§ **Figure collection entries**:
=-=-=-=-=

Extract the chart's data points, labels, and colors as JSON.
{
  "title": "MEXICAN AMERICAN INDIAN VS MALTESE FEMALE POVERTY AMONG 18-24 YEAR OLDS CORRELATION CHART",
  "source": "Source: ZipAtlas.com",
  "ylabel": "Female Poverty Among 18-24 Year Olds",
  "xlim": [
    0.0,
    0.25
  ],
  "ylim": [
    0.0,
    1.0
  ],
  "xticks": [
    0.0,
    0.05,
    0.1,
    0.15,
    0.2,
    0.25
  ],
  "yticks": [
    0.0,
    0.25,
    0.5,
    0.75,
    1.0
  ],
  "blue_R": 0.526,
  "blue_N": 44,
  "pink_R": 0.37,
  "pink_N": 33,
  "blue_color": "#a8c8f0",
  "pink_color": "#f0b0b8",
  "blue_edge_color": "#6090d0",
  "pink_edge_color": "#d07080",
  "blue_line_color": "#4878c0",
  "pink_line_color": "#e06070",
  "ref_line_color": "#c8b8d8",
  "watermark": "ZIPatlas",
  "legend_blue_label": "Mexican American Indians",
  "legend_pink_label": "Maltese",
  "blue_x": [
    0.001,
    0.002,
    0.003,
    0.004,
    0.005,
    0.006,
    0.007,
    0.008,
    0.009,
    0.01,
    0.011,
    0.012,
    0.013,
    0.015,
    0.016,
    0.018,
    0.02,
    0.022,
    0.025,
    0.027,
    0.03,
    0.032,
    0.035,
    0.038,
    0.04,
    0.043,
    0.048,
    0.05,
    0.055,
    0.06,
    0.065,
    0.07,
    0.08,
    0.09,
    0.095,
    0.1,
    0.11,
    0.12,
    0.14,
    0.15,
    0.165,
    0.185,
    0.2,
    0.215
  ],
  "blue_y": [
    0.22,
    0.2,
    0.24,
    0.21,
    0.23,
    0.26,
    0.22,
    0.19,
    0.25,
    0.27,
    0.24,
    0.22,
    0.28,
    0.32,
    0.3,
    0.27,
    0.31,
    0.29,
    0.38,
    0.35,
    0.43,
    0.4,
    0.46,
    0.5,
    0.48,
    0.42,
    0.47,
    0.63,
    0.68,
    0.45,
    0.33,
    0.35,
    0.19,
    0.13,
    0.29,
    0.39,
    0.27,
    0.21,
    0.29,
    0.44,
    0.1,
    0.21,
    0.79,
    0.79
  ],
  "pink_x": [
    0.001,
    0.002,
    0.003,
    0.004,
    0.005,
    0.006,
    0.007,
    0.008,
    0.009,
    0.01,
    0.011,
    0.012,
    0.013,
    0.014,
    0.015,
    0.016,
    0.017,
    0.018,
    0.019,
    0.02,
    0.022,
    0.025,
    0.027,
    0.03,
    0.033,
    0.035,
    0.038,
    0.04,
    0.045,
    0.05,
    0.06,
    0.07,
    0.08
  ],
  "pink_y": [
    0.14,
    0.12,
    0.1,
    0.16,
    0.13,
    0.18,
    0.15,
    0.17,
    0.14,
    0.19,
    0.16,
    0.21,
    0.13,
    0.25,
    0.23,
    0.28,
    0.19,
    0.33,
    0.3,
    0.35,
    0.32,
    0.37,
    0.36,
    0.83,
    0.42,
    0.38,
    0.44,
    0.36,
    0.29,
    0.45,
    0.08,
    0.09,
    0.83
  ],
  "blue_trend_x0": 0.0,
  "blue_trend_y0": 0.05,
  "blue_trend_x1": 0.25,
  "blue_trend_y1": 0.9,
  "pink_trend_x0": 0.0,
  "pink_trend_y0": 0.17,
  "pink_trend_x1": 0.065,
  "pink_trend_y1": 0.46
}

=-=-=-=-=

§ **WHAT YOU WILL DO**:
Copy all the records above exactly, missing none.

§ **FINAL ANSWER**:
Extract the chart's data points, labels, and colors as JSON.
{
  "title": "MEXICAN AMERICAN INDIAN VS MALTESE FEMALE POVERTY AMONG 18-24 YEAR OLDS CORRELATION CHART",
  "source": "Source: ZipAtlas.com",
  "ylabel": "Female Poverty Among 18-24 Year Olds",
  "xlim": [
    0.0,
    0.25
  ],
  "ylim": [
    0.0,
    1.0
  ],
  "xticks": [
    0.0,
    0.05,
    0.1,
    0.15,
    0.2,
    0.25
  ],
  "yticks": [
    0.0,
    0.25,
    0.5,
    0.75,
    1.0
  ],
  "blue_R": 0.526,
  "blue_N": 44,
  "pink_R": 0.37,
  "pink_N": 33,
  "blue_color": "#a8c8f0",
  "pink_color": "#f0b0b8",
  "blue_edge_color": "#6090d0",
  "pink_edge_color": "#d07080",
  "blue_line_color": "#4878c0",
  "pink_line_color": "#e06070",
  "ref_line_color": "#c8b8d8",
  "watermark": "ZIPatlas",
  "legend_blue_label": "Mexican American Indians",
  "legend_pink_label": "Maltese",
  "blue_x": [
    0.001,
    0.002,
    0.003,
    0.004,
    0.005,
    0.006,
    0.007,
    0.008,
    0.009,
    0.01,
    0.011,
    0.012,
    0.013,
    0.015,
    0.016,
    0.018,
    0.02,
    0.022,
    0.025,
    0.027,
    0.03,
    0.032,
    0.035,
    0.038,
    0.04,
    0.043,
    0.048,
    0.05,
    0.055,
    0.06,
    0.065,
    0.07,
    0.08,
    0.09,
    0.095,
    0.1,
    0.11,
    0.12,
    0.14,
    0.15,
    0.165,
    0.185,
    0.2,
    0.215
  ],
  "blue_y": [
    0.22,
    0.2,
    0.24,
    0.21,
    0.23,
    0.26,
    0.22,
    0.19,
    0.25,
    0.27,
    0.24,
    0.22,
    0.28,
    0.32,
    0.3,
    0.27,
    0.31,
    0.29,
    0.38,
    0.35,
    0.43,
    0.4,
    0.46,
    0.5,
    0.48,
    0.42,
    0.47,
    0.63,
    0.68,
    0.45,
    0.33,
    0.35,
    0.19,
    0.13,
    0.29,
    0.39,
    0.27,
    0.21,
    0.29,
    0.44,
    0.1,
    0.21,
    0.79,
    0.79
  ],
  "pink_x": [
    0.001,
    0.002,
    0.003,
    0.004,
    0.005,
    0.006,
    0.007,
    0.008,
    0.009,
    0.01,
    0.011,
    0.012,
    0.013,
    0.014,
    0.015,
    0.016,
    0.017,
    0.018,
    0.019,
    0.02,
    0.022,
    0.025,
    0.027,
    0.03,
    0.033,
    0.035,
    0.038,
    0.04,
    0.045,
    0.05,
    0.06,
    0.07,
    0.08
  ],
  "pink_y": [
    0.14,
    0.12,
    0.1,
    0.16,
    0.13,
    0.18,
    0.15,
    0.17,
    0.14,
    0.19,
    0.16,
    0.21,
    0.13,
    0.25,
    0.23,
    0.28,
    0.19,
    0.33,
    0.3,
    0.35,
    0.32,
    0.37,
    0.36,
    0.83,
    0.42,
    0.38,
    0.44,
    0.36,
    0.29,
    0.45,
    0.08,
    0.09,
    0.83
  ],
  "blue_trend_x0": 0.0,
  "blue_trend_y0": 0.05,
  "blue_trend_x1": 0.25,
  "blue_trend_y1": 0.9,
  "pink_trend_x0": 0.0,
  "pink_trend_y0": 0.17,
  "pink_trend_x1": 0.065,
  "pink_trend_y1": 0.46
}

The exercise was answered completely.